THE EXERCISE: Copy out all of the material below, switching every "y-tick-label" to "y-axis-tick" and leaving everything else unchanged.

SUPPLIED DATA:
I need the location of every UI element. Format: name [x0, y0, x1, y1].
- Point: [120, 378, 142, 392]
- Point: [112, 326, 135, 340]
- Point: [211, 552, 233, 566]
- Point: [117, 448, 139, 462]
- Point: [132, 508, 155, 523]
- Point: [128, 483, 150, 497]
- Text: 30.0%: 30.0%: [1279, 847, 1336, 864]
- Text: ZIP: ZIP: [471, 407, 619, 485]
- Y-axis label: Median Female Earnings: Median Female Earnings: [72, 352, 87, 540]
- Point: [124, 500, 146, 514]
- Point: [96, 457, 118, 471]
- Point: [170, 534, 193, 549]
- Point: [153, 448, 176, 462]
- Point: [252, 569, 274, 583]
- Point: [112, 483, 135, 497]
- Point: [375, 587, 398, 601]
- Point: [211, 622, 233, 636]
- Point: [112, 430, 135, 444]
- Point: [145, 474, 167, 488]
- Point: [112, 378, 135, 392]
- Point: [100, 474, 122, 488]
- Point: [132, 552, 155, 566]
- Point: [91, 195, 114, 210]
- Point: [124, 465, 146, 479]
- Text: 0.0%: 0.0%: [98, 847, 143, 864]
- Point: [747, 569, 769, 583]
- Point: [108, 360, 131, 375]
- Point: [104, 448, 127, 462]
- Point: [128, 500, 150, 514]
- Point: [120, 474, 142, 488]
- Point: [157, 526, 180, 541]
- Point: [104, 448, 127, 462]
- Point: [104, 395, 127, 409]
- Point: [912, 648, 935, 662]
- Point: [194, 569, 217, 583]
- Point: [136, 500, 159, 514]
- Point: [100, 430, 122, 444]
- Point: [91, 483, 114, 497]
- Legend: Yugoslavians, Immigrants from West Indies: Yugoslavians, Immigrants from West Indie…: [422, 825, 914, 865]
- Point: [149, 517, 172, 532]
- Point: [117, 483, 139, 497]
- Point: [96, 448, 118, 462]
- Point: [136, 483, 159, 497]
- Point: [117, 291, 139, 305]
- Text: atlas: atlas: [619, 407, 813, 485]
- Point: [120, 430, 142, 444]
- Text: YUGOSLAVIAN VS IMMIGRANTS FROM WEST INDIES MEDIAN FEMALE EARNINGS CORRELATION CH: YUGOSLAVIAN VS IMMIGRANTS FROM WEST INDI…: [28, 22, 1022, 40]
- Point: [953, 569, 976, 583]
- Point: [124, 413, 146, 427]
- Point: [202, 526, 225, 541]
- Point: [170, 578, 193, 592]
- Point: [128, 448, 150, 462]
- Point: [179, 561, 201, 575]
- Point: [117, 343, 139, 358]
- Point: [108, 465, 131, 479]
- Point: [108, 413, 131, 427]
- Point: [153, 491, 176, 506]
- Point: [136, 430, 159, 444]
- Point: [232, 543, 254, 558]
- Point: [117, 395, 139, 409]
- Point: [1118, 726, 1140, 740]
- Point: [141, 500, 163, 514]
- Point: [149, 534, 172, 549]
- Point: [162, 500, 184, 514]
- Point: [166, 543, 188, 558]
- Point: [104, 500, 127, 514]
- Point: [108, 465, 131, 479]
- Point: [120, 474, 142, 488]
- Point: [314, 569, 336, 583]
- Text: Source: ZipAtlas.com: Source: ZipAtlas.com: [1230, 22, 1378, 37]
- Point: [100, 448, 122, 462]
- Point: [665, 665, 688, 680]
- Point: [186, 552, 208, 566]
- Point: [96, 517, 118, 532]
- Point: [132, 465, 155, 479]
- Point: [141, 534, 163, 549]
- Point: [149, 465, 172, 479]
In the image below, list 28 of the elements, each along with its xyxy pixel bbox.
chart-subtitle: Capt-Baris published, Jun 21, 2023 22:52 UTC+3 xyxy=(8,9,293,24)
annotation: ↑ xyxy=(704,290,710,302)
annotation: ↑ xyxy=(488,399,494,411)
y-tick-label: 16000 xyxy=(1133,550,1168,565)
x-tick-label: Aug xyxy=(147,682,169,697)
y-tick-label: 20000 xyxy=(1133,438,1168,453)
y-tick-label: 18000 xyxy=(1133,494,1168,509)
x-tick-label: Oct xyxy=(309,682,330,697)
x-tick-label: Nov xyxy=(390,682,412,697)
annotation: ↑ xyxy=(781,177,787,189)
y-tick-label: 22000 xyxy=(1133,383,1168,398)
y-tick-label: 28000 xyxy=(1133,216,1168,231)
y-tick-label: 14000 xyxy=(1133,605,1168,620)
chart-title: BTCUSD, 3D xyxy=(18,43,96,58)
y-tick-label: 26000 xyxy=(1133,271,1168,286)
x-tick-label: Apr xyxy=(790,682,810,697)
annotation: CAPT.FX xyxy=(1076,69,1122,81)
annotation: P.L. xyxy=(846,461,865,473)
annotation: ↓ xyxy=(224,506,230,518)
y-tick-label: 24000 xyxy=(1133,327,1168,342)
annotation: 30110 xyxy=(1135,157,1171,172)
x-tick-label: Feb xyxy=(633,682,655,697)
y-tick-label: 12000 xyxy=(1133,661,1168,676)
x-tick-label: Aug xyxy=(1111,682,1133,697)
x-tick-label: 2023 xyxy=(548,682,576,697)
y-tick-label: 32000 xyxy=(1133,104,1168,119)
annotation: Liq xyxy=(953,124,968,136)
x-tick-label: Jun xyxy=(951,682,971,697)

EXPECTED OUTPUT:
I need the location of every UI element. Format: name [x0, y0, x1, y1].
- Point: [120, 378, 142, 392]
- Point: [112, 326, 135, 340]
- Point: [211, 552, 233, 566]
- Point: [117, 448, 139, 462]
- Point: [132, 508, 155, 523]
- Point: [128, 483, 150, 497]
- Text: 30.0%: 30.0%: [1279, 847, 1336, 864]
- Text: ZIP: ZIP: [471, 407, 619, 485]
- Y-axis label: Median Female Earnings: Median Female Earnings: [72, 352, 87, 540]
- Point: [124, 500, 146, 514]
- Point: [96, 457, 118, 471]
- Point: [170, 534, 193, 549]
- Point: [153, 448, 176, 462]
- Point: [252, 569, 274, 583]
- Point: [112, 483, 135, 497]
- Point: [375, 587, 398, 601]
- Point: [211, 622, 233, 636]
- Point: [112, 430, 135, 444]
- Point: [145, 474, 167, 488]
- Point: [112, 378, 135, 392]
- Point: [100, 474, 122, 488]
- Point: [132, 552, 155, 566]
- Point: [91, 195, 114, 210]
- Point: [124, 465, 146, 479]
- Text: 0.0%: 0.0%: [98, 847, 143, 864]
- Point: [747, 569, 769, 583]
- Point: [108, 360, 131, 375]
- Point: [104, 448, 127, 462]
- Point: [128, 500, 150, 514]
- Point: [120, 474, 142, 488]
- Point: [157, 526, 180, 541]
- Point: [104, 448, 127, 462]
- Point: [104, 395, 127, 409]
- Point: [912, 648, 935, 662]
- Point: [194, 569, 217, 583]
- Point: [136, 500, 159, 514]
- Point: [100, 430, 122, 444]
- Point: [91, 483, 114, 497]
- Legend: Yugoslavians, Immigrants from West Indies: Yugoslavians, Immigrants from West Indie…: [422, 825, 914, 865]
- Point: [149, 517, 172, 532]
- Point: [117, 483, 139, 497]
- Point: [96, 448, 118, 462]
- Point: [136, 483, 159, 497]
- Point: [117, 291, 139, 305]
- Text: atlas: atlas: [619, 407, 813, 485]
- Point: [120, 430, 142, 444]
- Text: YUGOSLAVIAN VS IMMIGRANTS FROM WEST INDIES MEDIAN FEMALE EARNINGS CORRELATION CH: YUGOSLAVIAN VS IMMIGRANTS FROM WEST INDI…: [28, 22, 1022, 40]
- Point: [953, 569, 976, 583]
- Point: [124, 413, 146, 427]
- Point: [202, 526, 225, 541]
- Point: [170, 578, 193, 592]
- Point: [128, 448, 150, 462]
- Point: [179, 561, 201, 575]
- Point: [117, 343, 139, 358]
- Point: [108, 465, 131, 479]
- Point: [108, 413, 131, 427]
- Point: [153, 491, 176, 506]
- Point: [136, 430, 159, 444]
- Point: [232, 543, 254, 558]
- Point: [117, 395, 139, 409]
- Point: [1118, 726, 1140, 740]
- Point: [141, 500, 163, 514]
- Point: [149, 534, 172, 549]
- Point: [162, 500, 184, 514]
- Point: [166, 543, 188, 558]
- Point: [104, 500, 127, 514]
- Point: [108, 465, 131, 479]
- Point: [120, 474, 142, 488]
- Point: [314, 569, 336, 583]
- Text: Source: ZipAtlas.com: Source: ZipAtlas.com: [1230, 22, 1378, 37]
- Point: [100, 448, 122, 462]
- Point: [665, 665, 688, 680]
- Point: [186, 552, 208, 566]
- Point: [96, 517, 118, 532]
- Point: [132, 465, 155, 479]
- Point: [141, 534, 163, 549]
- Point: [149, 465, 172, 479]
In the image below, list 28 of the elements, each along with its xyxy pixel bbox.
chart-subtitle: Capt-Baris published, Jun 21, 2023 22:52 UTC+3 xyxy=(8,9,293,24)
annotation: ↑ xyxy=(704,290,710,302)
annotation: ↑ xyxy=(488,399,494,411)
y-axis-tick: 16000 xyxy=(1133,550,1168,565)
x-tick-label: Aug xyxy=(147,682,169,697)
y-axis-tick: 20000 xyxy=(1133,438,1168,453)
y-axis-tick: 18000 xyxy=(1133,494,1168,509)
x-tick-label: Oct xyxy=(309,682,330,697)
x-tick-label: Nov xyxy=(390,682,412,697)
annotation: ↑ xyxy=(781,177,787,189)
y-axis-tick: 22000 xyxy=(1133,383,1168,398)
y-axis-tick: 28000 xyxy=(1133,216,1168,231)
y-axis-tick: 14000 xyxy=(1133,605,1168,620)
chart-title: BTCUSD, 3D xyxy=(18,43,96,58)
y-axis-tick: 26000 xyxy=(1133,271,1168,286)
x-tick-label: Apr xyxy=(790,682,810,697)
annotation: CAPT.FX xyxy=(1076,69,1122,81)
annotation: P.L. xyxy=(846,461,865,473)
annotation: ↓ xyxy=(224,506,230,518)
y-axis-tick: 24000 xyxy=(1133,327,1168,342)
annotation: 30110 xyxy=(1135,157,1171,172)
x-tick-label: Feb xyxy=(633,682,655,697)
y-axis-tick: 12000 xyxy=(1133,661,1168,676)
x-tick-label: Aug xyxy=(1111,682,1133,697)
x-tick-label: 2023 xyxy=(548,682,576,697)
y-axis-tick: 32000 xyxy=(1133,104,1168,119)
annotation: Liq xyxy=(953,124,968,136)
x-tick-label: Jun xyxy=(951,682,971,697)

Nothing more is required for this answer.